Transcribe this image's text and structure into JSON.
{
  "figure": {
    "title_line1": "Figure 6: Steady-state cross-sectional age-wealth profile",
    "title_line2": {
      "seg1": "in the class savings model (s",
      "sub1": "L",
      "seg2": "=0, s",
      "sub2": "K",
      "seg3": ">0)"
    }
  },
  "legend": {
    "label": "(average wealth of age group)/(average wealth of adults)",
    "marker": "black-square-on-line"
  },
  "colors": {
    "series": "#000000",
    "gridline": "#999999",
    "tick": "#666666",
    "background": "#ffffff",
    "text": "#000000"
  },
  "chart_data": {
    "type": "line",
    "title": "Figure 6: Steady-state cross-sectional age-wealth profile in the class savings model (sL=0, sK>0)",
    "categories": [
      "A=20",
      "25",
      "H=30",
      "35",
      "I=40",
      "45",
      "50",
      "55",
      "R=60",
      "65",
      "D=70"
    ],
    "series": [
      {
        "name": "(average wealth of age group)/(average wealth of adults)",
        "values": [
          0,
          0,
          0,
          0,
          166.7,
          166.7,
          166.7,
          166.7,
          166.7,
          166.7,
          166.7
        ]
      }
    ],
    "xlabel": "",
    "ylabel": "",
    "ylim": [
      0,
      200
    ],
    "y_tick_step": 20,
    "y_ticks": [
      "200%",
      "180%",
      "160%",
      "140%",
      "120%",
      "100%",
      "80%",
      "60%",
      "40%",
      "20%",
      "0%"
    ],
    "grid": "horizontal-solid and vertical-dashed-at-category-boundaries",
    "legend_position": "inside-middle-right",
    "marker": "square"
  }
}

+++++

• [Exercise]:
Print the records above exactly as they appear.

• [Solved problem]:
Transcribe this image's text and structure into JSON.
{
  "figure": {
    "title_line1": "Figure 6: Steady-state cross-sectional age-wealth profile",
    "title_line2": {
      "seg1": "in the class savings model (s",
      "sub1": "L",
      "seg2": "=0, s",
      "sub2": "K",
      "seg3": ">0)"
    }
  },
  "legend": {
    "label": "(average wealth of age group)/(average wealth of adults)",
    "marker": "black-square-on-line"
  },
  "colors": {
    "series": "#000000",
    "gridline": "#999999",
    "tick": "#666666",
    "background": "#ffffff",
    "text": "#000000"
  },
  "chart_data": {
    "type": "line",
    "title": "Figure 6: Steady-state cross-sectional age-wealth profile in the class savings model (sL=0, sK>0)",
    "categories": [
      "A=20",
      "25",
      "H=30",
      "35",
      "I=40",
      "45",
      "50",
      "55",
      "R=60",
      "65",
      "D=70"
    ],
    "series": [
      {
        "name": "(average wealth of age group)/(average wealth of adults)",
        "values": [
          0,
          0,
          0,
          0,
          166.7,
          166.7,
          166.7,
          166.7,
          166.7,
          166.7,
          166.7
        ]
      }
    ],
    "xlabel": "",
    "ylabel": "",
    "ylim": [
      0,
      200
    ],
    "y_tick_step": 20,
    "y_ticks": [
      "200%",
      "180%",
      "160%",
      "140%",
      "120%",
      "100%",
      "80%",
      "60%",
      "40%",
      "20%",
      "0%"
    ],
    "grid": "horizontal-solid and vertical-dashed-at-category-boundaries",
    "legend_position": "inside-middle-right",
    "marker": "square"
  }
}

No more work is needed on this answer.